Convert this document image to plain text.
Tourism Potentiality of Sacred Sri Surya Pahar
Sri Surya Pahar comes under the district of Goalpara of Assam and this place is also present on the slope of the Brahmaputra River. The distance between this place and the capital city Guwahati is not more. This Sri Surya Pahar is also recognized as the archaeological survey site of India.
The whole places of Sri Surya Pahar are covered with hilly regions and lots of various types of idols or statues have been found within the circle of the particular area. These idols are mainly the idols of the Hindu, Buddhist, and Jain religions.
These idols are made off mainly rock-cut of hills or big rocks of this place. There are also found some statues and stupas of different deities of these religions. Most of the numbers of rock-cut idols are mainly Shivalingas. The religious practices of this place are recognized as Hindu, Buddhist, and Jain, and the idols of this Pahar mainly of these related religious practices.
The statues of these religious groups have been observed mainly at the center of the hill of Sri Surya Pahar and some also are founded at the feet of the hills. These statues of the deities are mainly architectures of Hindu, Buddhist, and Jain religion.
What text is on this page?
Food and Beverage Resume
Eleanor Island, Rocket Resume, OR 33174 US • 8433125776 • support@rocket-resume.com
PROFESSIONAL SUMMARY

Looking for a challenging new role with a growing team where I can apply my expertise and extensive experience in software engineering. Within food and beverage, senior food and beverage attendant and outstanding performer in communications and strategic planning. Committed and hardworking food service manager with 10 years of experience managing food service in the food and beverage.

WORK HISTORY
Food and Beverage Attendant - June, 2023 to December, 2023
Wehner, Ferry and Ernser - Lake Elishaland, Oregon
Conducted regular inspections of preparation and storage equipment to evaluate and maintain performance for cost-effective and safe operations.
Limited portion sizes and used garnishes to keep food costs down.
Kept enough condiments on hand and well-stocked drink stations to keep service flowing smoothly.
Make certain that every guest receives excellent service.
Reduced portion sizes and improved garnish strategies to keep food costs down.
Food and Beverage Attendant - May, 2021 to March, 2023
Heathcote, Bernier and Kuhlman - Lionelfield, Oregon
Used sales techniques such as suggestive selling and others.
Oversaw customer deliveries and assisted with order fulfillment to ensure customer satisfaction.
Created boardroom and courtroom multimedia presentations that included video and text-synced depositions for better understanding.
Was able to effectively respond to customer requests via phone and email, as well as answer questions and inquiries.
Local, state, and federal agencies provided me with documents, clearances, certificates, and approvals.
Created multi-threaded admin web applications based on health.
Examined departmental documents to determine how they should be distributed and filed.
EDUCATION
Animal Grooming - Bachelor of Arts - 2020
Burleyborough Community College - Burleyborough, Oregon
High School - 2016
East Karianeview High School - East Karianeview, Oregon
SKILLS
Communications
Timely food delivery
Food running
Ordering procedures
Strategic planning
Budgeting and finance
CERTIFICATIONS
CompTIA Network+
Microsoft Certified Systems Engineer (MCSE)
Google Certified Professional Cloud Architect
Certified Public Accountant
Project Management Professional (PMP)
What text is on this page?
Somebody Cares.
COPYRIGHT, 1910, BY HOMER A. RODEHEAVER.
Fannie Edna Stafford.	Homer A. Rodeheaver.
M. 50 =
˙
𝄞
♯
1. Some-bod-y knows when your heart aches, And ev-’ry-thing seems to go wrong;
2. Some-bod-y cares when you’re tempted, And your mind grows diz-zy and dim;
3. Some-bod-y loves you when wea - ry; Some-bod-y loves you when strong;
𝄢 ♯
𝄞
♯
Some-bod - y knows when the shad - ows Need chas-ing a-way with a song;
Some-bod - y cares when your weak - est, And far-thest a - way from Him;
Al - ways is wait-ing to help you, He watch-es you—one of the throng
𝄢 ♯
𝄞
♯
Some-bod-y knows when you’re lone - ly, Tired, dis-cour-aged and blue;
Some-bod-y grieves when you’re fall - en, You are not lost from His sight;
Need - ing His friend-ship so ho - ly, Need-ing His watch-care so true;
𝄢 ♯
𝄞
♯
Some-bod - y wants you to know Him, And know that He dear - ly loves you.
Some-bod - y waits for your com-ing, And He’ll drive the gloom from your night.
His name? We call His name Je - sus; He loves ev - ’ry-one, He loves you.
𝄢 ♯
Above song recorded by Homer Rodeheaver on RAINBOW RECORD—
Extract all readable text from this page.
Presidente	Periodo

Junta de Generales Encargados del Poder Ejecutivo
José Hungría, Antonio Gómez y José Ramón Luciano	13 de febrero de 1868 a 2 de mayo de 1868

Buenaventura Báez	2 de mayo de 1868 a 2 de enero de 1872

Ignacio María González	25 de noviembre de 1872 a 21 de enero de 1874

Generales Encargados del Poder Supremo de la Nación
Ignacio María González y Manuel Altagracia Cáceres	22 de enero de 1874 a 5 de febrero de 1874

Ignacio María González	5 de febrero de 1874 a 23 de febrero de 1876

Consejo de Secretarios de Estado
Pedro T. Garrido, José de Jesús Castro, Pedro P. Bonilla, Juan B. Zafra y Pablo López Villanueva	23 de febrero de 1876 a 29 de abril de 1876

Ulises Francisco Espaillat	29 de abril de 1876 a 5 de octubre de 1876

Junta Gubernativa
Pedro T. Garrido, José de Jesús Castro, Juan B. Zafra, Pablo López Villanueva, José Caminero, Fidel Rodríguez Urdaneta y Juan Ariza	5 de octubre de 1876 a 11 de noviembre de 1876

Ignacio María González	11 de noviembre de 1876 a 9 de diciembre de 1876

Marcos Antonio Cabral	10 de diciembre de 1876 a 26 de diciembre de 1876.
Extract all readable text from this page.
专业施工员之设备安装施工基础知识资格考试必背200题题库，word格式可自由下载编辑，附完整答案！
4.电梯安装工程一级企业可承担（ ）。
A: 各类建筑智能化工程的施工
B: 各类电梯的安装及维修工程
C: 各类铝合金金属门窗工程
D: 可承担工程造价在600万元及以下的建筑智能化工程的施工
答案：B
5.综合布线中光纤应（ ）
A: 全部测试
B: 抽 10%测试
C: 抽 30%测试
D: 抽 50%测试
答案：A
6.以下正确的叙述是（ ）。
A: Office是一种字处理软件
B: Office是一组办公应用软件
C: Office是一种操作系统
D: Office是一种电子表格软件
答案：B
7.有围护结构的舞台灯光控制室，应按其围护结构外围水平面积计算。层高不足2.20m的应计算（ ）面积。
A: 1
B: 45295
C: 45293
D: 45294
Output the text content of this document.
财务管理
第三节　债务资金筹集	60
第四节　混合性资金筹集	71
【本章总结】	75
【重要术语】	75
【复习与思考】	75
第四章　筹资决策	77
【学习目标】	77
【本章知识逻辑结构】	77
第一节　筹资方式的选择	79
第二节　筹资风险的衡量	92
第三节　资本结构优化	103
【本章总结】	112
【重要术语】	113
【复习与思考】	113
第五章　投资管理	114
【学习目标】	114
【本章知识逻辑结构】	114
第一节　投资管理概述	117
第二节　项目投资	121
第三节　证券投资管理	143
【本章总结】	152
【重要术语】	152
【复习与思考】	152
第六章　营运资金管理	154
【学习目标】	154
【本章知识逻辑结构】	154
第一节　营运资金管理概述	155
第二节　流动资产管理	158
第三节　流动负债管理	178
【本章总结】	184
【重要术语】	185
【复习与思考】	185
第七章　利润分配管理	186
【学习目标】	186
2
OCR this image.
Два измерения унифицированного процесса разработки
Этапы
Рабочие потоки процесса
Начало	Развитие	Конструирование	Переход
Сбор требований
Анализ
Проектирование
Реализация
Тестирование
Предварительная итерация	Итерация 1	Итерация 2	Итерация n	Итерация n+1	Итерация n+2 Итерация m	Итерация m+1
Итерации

───

Return the lines above exactly, keeping every word.

Convert this document image to plain text.
Tourism Potentiality of Sacred Sri Surya Pahar
Sri Surya Pahar comes under the district of Goalpara of Assam and this place is also present on the slope of the Brahmaputra River. The distance between this place and the capital city Guwahati is not more. This Sri Surya Pahar is also recognized as the archaeological survey site of India.
The whole places of Sri Surya Pahar are covered with hilly regions and lots of various types of idols or statues have been found within the circle of the particular area. These idols are mainly the idols of the Hindu, Buddhist, and Jain religions.
These idols are made off mainly rock-cut of hills or big rocks of this place. There are also found some statues and stupas of different deities of these religions. Most of the numbers of rock-cut idols are mainly Shivalingas. The religious practices of this place are recognized as Hindu, Buddhist, and Jain, and the idols of this Pahar mainly of these related religious practices.
The statues of these religious groups have been observed mainly at the center of the hill of Sri Surya Pahar and some also are founded at the feet of the hills. These statues of the deities are mainly architectures of Hindu, Buddhist, and Jain religion.
What text is on this page?
Food and Beverage Resume
Eleanor Island, Rocket Resume, OR 33174 US • 8433125776 • support@rocket-resume.com
PROFESSIONAL SUMMARY

Looking for a challenging new role with a growing team where I can apply my expertise and extensive experience in software engineering. Within food and beverage, senior food and beverage attendant and outstanding performer in communications and strategic planning. Committed and hardworking food service manager with 10 years of experience managing food service in the food and beverage.

WORK HISTORY
Food and Beverage Attendant - June, 2023 to December, 2023
Wehner, Ferry and Ernser - Lake Elishaland, Oregon
Conducted regular inspections of preparation and storage equipment to evaluate and maintain performance for cost-effective and safe operations.
Limited portion sizes and used garnishes to keep food costs down.
Kept enough condiments on hand and well-stocked drink stations to keep service flowing smoothly.
Make certain that every guest receives excellent service.
Reduced portion sizes and improved garnish strategies to keep food costs down.
Food and Beverage Attendant - May, 2021 to March, 2023
Heathcote, Bernier and Kuhlman - Lionelfield, Oregon
Used sales techniques such as suggestive selling and others.
Oversaw customer deliveries and assisted with order fulfillment to ensure customer satisfaction.
Created boardroom and courtroom multimedia presentations that included video and text-synced depositions for better understanding.
Was able to effectively respond to customer requests via phone and email, as well as answer questions and inquiries.
Local, state, and federal agencies provided me with documents, clearances, certificates, and approvals.
Created multi-threaded admin web applications based on health.
Examined departmental documents to determine how they should be distributed and filed.
EDUCATION
Animal Grooming - Bachelor of Arts - 2020
Burleyborough Community College - Burleyborough, Oregon
High School - 2016
East Karianeview High School - East Karianeview, Oregon
SKILLS
Communications
Timely food delivery
Food running
Ordering procedures
Strategic planning
Budgeting and finance
CERTIFICATIONS
CompTIA Network+
Microsoft Certified Systems Engineer (MCSE)
Google Certified Professional Cloud Architect
Certified Public Accountant
Project Management Professional (PMP)
What text is on this page?
Somebody Cares.
COPYRIGHT, 1910, BY HOMER A. RODEHEAVER.
Fannie Edna Stafford.	Homer A. Rodeheaver.
M. 50 =
˙
𝄞
♯
1. Some-bod-y knows when your heart aches, And ev-’ry-thing seems to go wrong;
2. Some-bod-y cares when you’re tempted, And your mind grows diz-zy and dim;
3. Some-bod-y loves you when wea - ry; Some-bod-y loves you when strong;
𝄢 ♯
𝄞
♯
Some-bod - y knows when the shad - ows Need chas-ing a-way with a song;
Some-bod - y cares when your weak - est, And far-thest a - way from Him;
Al - ways is wait-ing to help you, He watch-es you—one of the throng
𝄢 ♯
𝄞
♯
Some-bod-y knows when you’re lone - ly, Tired, dis-cour-aged and blue;
Some-bod-y grieves when you’re fall - en, You are not lost from His sight;
Need - ing His friend-ship so ho - ly, Need-ing His watch-care so true;
𝄢 ♯
𝄞
♯
Some-bod - y wants you to know Him, And know that He dear - ly loves you.
Some-bod - y waits for your com-ing, And He’ll drive the gloom from your night.
His name? We call His name Je - sus; He loves ev - ’ry-one, He loves you.
𝄢 ♯
Above song recorded by Homer Rodeheaver on RAINBOW RECORD—
Extract all readable text from this page.
Presidente	Periodo

Junta de Generales Encargados del Poder Ejecutivo
José Hungría, Antonio Gómez y José Ramón Luciano	13 de febrero de 1868 a 2 de mayo de 1868

Buenaventura Báez	2 de mayo de 1868 a 2 de enero de 1872

Ignacio María González	25 de noviembre de 1872 a 21 de enero de 1874

Generales Encargados del Poder Supremo de la Nación
Ignacio María González y Manuel Altagracia Cáceres	22 de enero de 1874 a 5 de febrero de 1874

Ignacio María González	5 de febrero de 1874 a 23 de febrero de 1876

Consejo de Secretarios de Estado
Pedro T. Garrido, José de Jesús Castro, Pedro P. Bonilla, Juan B. Zafra y Pablo López Villanueva	23 de febrero de 1876 a 29 de abril de 1876

Ulises Francisco Espaillat	29 de abril de 1876 a 5 de octubre de 1876

Junta Gubernativa
Pedro T. Garrido, José de Jesús Castro, Juan B. Zafra, Pablo López Villanueva, José Caminero, Fidel Rodríguez Urdaneta y Juan Ariza	5 de octubre de 1876 a 11 de noviembre de 1876

Ignacio María González	11 de noviembre de 1876 a 9 de diciembre de 1876

Marcos Antonio Cabral	10 de diciembre de 1876 a 26 de diciembre de 1876.
Extract all readable text from this page.
专业施工员之设备安装施工基础知识资格考试必背200题题库，word格式可自由下载编辑，附完整答案！
4.电梯安装工程一级企业可承担（ ）。
A: 各类建筑智能化工程的施工
B: 各类电梯的安装及维修工程
C: 各类铝合金金属门窗工程
D: 可承担工程造价在600万元及以下的建筑智能化工程的施工
答案：B
5.综合布线中光纤应（ ）
A: 全部测试
B: 抽 10%测试
C: 抽 30%测试
D: 抽 50%测试
答案：A
6.以下正确的叙述是（ ）。
A: Office是一种字处理软件
B: Office是一组办公应用软件
C: Office是一种操作系统
D: Office是一种电子表格软件
答案：B
7.有围护结构的舞台灯光控制室，应按其围护结构外围水平面积计算。层高不足2.20m的应计算（ ）面积。
A: 1
B: 45295
C: 45293
D: 45294
Output the text content of this document.
财务管理
第三节　债务资金筹集	60
第四节　混合性资金筹集	71
【本章总结】	75
【重要术语】	75
【复习与思考】	75
第四章　筹资决策	77
【学习目标】	77
【本章知识逻辑结构】	77
第一节　筹资方式的选择	79
第二节　筹资风险的衡量	92
第三节　资本结构优化	103
【本章总结】	112
【重要术语】	113
【复习与思考】	113
第五章　投资管理	114
【学习目标】	114
【本章知识逻辑结构】	114
第一节　投资管理概述	117
第二节　项目投资	121
第三节　证券投资管理	143
【本章总结】	152
【重要术语】	152
【复习与思考】	152
第六章　营运资金管理	154
【学习目标】	154
【本章知识逻辑结构】	154
第一节　营运资金管理概述	155
第二节　流动资产管理	158
第三节　流动负债管理	178
【本章总结】	184
【重要术语】	185
【复习与思考】	185
第七章　利润分配管理	186
【学习目标】	186
2
OCR this image.
Два измерения унифицированного процесса разработки
Этапы
Рабочие потоки процесса
Начало	Развитие	Конструирование	Переход
Сбор требований
Анализ
Проектирование
Реализация
Тестирование
Предварительная итерация	Итерация 1	Итерация 2	Итерация n	Итерация n+1	Итерация n+2 Итерация m	Итерация m+1
Итерации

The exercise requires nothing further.